DATASET RECORDS:
:::
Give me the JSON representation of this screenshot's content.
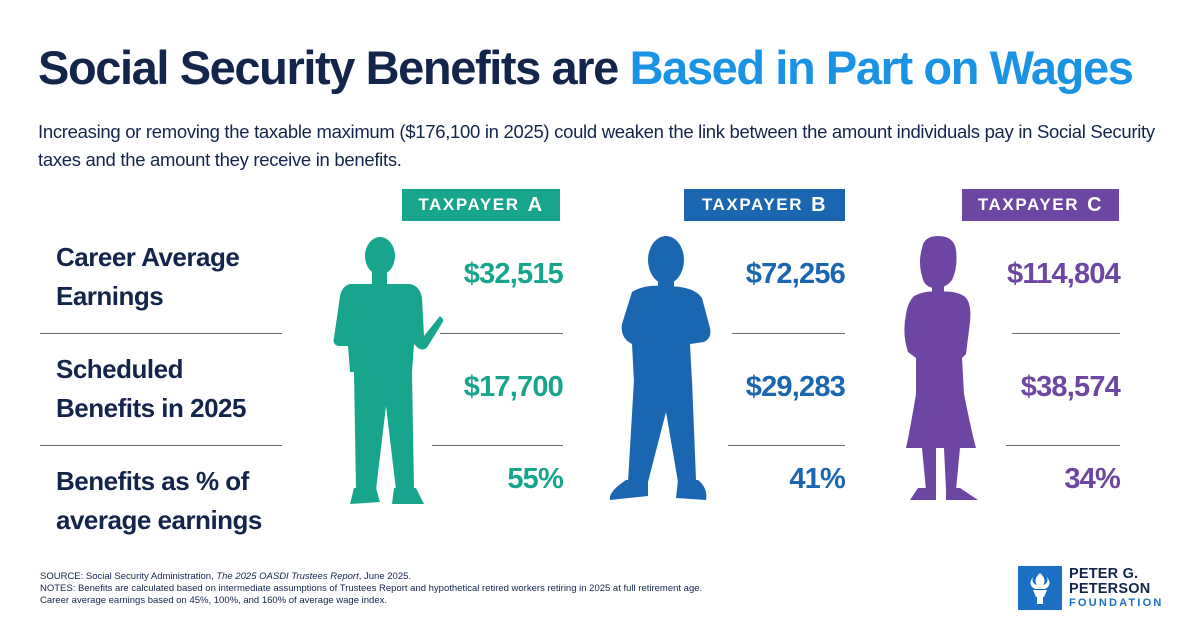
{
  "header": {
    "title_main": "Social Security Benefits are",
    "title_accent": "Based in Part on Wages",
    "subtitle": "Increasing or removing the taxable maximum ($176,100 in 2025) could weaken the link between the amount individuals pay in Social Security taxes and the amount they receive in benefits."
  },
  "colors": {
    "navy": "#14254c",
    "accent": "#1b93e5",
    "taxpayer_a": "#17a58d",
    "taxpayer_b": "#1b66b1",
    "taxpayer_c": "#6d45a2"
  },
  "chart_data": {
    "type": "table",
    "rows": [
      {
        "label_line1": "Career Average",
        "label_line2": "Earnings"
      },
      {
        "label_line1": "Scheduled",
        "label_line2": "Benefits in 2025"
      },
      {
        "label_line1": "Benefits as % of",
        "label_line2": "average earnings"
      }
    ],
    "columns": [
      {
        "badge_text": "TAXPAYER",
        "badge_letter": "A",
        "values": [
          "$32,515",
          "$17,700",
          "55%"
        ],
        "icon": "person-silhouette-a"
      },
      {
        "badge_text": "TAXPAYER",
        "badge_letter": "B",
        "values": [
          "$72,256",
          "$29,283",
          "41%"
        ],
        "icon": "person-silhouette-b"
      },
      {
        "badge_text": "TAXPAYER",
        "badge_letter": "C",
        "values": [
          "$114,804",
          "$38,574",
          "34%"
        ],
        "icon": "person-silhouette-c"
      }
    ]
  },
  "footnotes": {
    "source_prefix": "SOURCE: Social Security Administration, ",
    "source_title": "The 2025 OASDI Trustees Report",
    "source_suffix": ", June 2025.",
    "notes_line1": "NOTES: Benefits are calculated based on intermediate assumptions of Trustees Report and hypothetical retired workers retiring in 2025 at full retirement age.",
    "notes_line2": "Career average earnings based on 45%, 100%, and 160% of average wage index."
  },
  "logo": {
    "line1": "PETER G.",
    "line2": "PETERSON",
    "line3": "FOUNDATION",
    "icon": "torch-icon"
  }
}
:::
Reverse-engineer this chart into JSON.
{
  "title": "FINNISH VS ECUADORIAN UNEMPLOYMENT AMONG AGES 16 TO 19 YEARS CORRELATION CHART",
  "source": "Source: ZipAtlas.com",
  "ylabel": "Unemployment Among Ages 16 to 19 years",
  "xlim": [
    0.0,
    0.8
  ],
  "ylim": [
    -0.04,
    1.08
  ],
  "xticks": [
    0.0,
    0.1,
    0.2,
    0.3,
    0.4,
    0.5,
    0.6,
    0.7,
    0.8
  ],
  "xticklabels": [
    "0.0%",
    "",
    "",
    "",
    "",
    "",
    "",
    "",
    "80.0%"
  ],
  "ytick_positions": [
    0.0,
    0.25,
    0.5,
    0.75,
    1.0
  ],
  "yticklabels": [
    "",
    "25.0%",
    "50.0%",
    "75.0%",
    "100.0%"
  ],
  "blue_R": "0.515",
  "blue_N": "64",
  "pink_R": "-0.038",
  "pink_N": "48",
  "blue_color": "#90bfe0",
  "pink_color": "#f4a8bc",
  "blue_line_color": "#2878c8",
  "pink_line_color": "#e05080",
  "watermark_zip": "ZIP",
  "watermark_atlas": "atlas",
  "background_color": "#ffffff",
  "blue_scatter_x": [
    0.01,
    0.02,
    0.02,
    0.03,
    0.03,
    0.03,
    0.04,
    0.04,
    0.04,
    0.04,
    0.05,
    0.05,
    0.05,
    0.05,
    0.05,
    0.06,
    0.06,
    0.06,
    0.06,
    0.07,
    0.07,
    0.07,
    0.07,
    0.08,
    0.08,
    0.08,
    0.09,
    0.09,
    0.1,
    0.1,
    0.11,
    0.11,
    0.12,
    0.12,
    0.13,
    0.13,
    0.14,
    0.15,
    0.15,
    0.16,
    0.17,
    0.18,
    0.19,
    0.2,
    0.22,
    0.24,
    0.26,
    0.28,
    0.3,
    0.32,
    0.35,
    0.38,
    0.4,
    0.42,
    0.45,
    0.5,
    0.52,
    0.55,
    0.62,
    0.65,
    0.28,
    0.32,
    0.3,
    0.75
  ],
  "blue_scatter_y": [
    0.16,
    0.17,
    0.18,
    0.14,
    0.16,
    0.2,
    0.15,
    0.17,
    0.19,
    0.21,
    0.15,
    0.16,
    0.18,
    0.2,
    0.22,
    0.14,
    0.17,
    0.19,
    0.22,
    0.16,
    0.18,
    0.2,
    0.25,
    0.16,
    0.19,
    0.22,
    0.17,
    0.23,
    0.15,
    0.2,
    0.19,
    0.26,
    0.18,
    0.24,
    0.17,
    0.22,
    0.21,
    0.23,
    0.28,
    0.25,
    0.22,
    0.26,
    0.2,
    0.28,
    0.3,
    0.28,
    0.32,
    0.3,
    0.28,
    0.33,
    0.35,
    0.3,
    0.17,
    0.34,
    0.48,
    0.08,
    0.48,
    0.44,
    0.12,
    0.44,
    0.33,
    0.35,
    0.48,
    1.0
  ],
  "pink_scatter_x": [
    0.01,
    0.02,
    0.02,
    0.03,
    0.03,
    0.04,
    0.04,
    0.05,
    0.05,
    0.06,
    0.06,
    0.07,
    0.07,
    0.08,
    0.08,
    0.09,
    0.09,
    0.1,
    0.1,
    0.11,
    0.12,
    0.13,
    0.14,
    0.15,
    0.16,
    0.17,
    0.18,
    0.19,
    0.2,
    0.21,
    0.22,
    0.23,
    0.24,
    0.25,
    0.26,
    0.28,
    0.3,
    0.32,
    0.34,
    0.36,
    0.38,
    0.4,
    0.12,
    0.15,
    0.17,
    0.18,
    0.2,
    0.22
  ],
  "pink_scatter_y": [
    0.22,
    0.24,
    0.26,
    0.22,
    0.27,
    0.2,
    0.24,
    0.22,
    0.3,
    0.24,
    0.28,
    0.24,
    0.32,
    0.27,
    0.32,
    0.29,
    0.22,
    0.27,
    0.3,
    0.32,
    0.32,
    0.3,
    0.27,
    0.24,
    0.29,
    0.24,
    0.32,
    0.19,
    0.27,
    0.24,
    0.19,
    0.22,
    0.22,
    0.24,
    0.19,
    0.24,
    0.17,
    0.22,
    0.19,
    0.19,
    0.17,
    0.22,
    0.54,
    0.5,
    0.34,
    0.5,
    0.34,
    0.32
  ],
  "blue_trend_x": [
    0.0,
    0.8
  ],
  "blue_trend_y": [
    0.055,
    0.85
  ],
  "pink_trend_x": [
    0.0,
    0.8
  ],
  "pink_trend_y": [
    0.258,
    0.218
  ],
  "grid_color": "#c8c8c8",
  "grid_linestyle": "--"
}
:::
DIRECTION:
From the entries above, pull out each line that includes "person".

RESULT FOR THIS EXERCISE:
        "icon": "person-silhouette-a"
        "icon": "person-silhouette-b"
        "icon": "person-silhouette-c"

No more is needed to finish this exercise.